* **TASK REQUIREMENTS**: Gather every line that includes the word "основе", please.

— BEGIN PROVIDED MATERIAL —

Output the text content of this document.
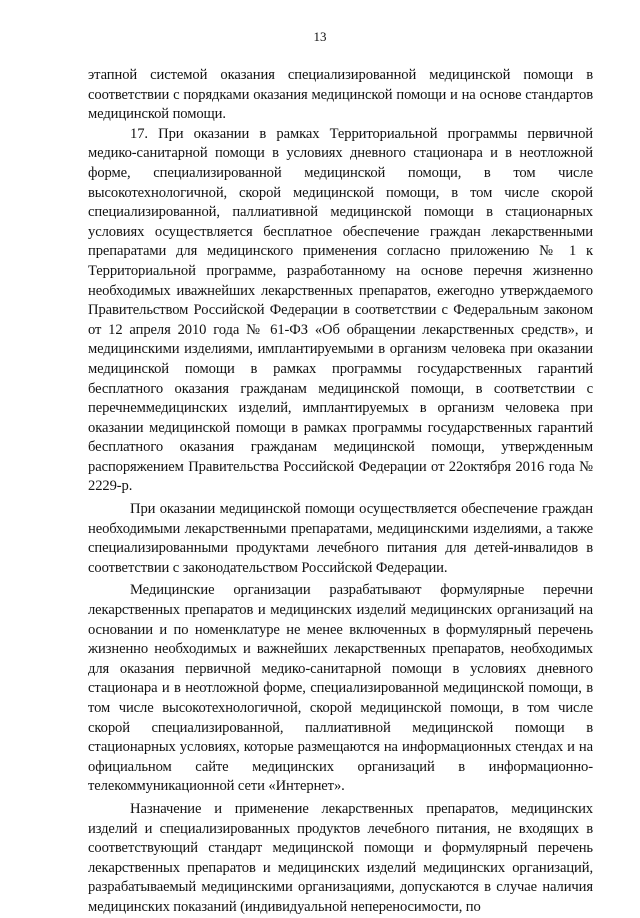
13

этапной системой оказания специализированной медицинской помощи в соответствии с порядками оказания медицинской помощи и на основе стандартов медицинской помощи.

17. При оказании в рамках Территориальной программы первичной медико-санитарной помощи в условиях дневного стационара и в неотложной форме, специализированной медицинской помощи, в том числе высокотехнологичной, скорой медицинской помощи, в том числе скорой специализированной, паллиативной медицинской помощи в стационарных условиях осуществляется бесплатное обеспечение граждан лекарственными препаратами для медицинского применения согласно приложению № 1 к Территориальной программе, разработанному на основе перечня жизненно необходимых иважнейших лекарственных препаратов, ежегодно утверждаемого Правительством Российской Федерации в соответствии с Федеральным законом от 12 апреля 2010 года № 61-ФЗ «Об обращении лекарственных средств», и медицинскими изделиями, имплантируемыми в организм человека при оказании медицинской помощи в рамках программы государственных гарантий бесплатного оказания гражданам медицинской помощи, в соответствии с перечнеммедицинских изделий, имплантируемых в организм человека при оказании медицинской помощи в рамках программы государственных гарантий бесплатного оказания гражданам медицинской помощи, утвержденным распоряжением Правительства Российской Федерации от 22октября 2016 года № 2229-р.

При оказании медицинской помощи осуществляется обеспечение граждан необходимыми лекарственными препаратами, медицинскими изделиями, а также специализированными продуктами лечебного питания для детей-инвалидов в соответствии с законодательством Российской Федерации.

Медицинские организации разрабатывают формулярные перечни лекарственных препаратов и медицинских изделий медицинских организаций на основании и по номенклатуре не менее включенных в формулярный перечень жизненно необходимых и важнейших лекарственных препаратов, необходимых для оказания первичной медико-санитарной помощи в условиях дневного стационара и в неотложной форме, специализированной медицинской помощи, в том числе высокотехнологичной, скорой медицинской помощи, в том числе скорой специализированной, паллиативной медицинской помощи в стационарных условиях, которые размещаются на информационных стендах и на официальном сайте медицинских организаций в информационно-телекоммуникационной сети «Интернет».

Назначение и применение лекарственных препаратов, медицинских изделий и специализированных продуктов лечебного питания, не входящих в соответствующий стандарт медицинской помощи и формулярный перечень лекарственных препаратов и медицинских изделий медицинских организаций, разрабатываемый медицинскими организациями, допускаются в случае наличия медицинских показаний (индивидуальной непереносимости, по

— END PROVIDED MATERIAL —

* **EXERCISE OUTPUT**:
этапной системой оказания специализированной медицинской помощи в соответствии с порядками оказания медицинской помощи и на основе стандартов медицинской помощи.
17. При оказании в рамках Территориальной программы первичной медико-санитарной помощи в условиях дневного стационара и в неотложной форме, специализированной медицинской помощи, в том числе высокотехнологичной, скорой медицинской помощи, в том числе скорой специализированной, паллиативной медицинской помощи в стационарных условиях осуществляется бесплатное обеспечение граждан лекарственными препаратами для медицинского применения согласно приложению № 1 к Территориальной программе, разработанному на основе перечня жизненно необходимых иважнейших лекарственных препаратов, ежегодно утверждаемого Правительством Российской Федерации в соответствии с Федеральным законом от 12 апреля 2010 года № 61-ФЗ «Об обращении лекарственных средств», и медицинскими изделиями, имплантируемыми в организм человека при оказании медицинской помощи в рамках программы государственных гарантий бесплатного оказания гражданам медицинской помощи, в соответствии с перечнеммедицинских изделий, имплантируемых в организм человека при оказании медицинской помощи в рамках программы государственных гарантий бесплатного оказания гражданам медицинской помощи, утвержденным распоряжением Правительства Российской Федерации от 22октября 2016 года № 2229-р.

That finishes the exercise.